*** Data for this task

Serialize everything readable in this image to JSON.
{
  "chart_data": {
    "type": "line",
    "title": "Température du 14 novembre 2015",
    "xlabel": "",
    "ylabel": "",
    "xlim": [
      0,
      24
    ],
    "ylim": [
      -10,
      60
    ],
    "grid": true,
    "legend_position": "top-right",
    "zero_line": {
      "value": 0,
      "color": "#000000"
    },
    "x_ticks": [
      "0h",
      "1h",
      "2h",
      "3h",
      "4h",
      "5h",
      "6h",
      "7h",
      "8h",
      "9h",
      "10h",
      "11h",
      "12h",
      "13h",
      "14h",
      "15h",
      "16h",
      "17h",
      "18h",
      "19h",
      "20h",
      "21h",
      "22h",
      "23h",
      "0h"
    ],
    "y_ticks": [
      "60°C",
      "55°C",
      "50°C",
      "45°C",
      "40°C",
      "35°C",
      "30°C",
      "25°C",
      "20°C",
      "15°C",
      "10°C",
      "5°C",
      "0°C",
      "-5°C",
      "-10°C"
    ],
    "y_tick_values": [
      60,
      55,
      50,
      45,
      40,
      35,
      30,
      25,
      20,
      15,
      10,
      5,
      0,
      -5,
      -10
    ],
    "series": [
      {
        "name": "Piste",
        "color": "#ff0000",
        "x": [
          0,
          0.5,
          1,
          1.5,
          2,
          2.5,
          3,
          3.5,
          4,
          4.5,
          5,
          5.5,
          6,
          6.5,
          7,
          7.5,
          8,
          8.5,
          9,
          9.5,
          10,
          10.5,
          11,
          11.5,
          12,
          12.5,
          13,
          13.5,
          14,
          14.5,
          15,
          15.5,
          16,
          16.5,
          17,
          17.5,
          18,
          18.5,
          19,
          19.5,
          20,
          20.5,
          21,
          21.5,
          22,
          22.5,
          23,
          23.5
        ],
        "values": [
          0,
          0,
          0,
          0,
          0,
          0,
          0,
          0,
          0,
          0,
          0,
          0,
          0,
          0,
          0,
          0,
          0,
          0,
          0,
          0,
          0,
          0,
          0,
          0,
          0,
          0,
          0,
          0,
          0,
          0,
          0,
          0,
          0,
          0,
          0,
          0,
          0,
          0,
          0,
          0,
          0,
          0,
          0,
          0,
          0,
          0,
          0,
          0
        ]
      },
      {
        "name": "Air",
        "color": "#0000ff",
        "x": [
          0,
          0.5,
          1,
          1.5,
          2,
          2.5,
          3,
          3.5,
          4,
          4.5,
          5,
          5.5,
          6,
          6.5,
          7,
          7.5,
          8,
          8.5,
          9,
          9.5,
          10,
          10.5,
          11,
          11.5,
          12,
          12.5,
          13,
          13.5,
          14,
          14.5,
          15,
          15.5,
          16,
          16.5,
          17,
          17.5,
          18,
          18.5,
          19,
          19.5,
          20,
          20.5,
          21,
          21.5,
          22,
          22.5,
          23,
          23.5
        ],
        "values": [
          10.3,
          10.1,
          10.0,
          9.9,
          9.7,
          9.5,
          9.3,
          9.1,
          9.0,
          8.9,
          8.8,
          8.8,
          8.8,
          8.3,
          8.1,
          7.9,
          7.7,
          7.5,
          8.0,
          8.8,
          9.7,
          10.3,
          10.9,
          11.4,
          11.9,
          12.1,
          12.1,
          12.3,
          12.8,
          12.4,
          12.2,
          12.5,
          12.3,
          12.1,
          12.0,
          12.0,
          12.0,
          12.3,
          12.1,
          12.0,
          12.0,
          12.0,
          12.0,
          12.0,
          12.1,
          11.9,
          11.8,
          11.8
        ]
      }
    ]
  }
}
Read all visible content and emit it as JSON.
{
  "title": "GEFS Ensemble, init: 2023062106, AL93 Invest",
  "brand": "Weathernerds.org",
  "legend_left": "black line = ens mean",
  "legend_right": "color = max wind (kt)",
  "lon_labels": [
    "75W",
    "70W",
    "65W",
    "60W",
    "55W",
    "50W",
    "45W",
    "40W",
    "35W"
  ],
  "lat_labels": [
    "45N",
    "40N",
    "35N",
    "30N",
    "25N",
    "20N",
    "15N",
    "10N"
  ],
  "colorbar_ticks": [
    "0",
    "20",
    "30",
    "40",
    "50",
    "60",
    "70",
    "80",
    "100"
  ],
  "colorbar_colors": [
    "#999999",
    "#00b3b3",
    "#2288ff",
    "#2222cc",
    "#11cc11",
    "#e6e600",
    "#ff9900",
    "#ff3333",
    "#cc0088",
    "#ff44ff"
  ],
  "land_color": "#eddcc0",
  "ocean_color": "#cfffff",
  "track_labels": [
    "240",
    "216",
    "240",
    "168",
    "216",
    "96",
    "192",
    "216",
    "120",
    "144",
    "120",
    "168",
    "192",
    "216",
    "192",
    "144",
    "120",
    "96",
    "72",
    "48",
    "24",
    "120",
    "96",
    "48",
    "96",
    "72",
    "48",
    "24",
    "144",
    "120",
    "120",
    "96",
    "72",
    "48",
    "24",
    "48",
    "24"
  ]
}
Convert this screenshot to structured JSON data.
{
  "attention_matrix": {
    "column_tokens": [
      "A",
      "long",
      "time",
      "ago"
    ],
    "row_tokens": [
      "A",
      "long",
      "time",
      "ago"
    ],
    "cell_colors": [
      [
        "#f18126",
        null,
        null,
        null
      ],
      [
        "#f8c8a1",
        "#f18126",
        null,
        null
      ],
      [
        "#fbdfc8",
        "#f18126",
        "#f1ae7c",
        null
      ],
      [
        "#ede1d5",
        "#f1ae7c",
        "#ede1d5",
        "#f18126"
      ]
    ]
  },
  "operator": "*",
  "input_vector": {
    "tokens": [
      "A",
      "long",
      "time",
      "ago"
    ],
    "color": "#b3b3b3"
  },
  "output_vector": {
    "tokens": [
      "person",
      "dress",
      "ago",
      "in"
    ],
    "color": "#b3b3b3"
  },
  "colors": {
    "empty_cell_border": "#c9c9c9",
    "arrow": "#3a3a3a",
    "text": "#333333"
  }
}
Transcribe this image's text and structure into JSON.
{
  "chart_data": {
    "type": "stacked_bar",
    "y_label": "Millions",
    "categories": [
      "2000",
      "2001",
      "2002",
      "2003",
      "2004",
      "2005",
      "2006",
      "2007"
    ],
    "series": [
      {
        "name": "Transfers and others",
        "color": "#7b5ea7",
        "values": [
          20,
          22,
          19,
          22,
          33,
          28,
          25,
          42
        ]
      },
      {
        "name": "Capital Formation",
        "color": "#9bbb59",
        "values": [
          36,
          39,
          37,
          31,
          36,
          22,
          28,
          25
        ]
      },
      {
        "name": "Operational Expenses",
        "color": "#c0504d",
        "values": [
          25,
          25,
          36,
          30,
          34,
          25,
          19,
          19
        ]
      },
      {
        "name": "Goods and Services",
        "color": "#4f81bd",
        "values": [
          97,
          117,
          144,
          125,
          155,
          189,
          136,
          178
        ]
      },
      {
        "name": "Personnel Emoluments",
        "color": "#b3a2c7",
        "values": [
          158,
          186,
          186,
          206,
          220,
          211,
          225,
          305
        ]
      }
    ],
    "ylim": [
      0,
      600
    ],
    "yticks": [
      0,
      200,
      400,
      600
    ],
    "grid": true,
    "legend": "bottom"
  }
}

******

▶ **Short problem**
Where a line in the entries holds "JSON", copy that line.

▶ **Final answer**
Serialize everything readable in this image to JSON.
Read all visible content and emit it as JSON.
Convert this screenshot to structured JSON data.
Transcribe this image's text and structure into JSON.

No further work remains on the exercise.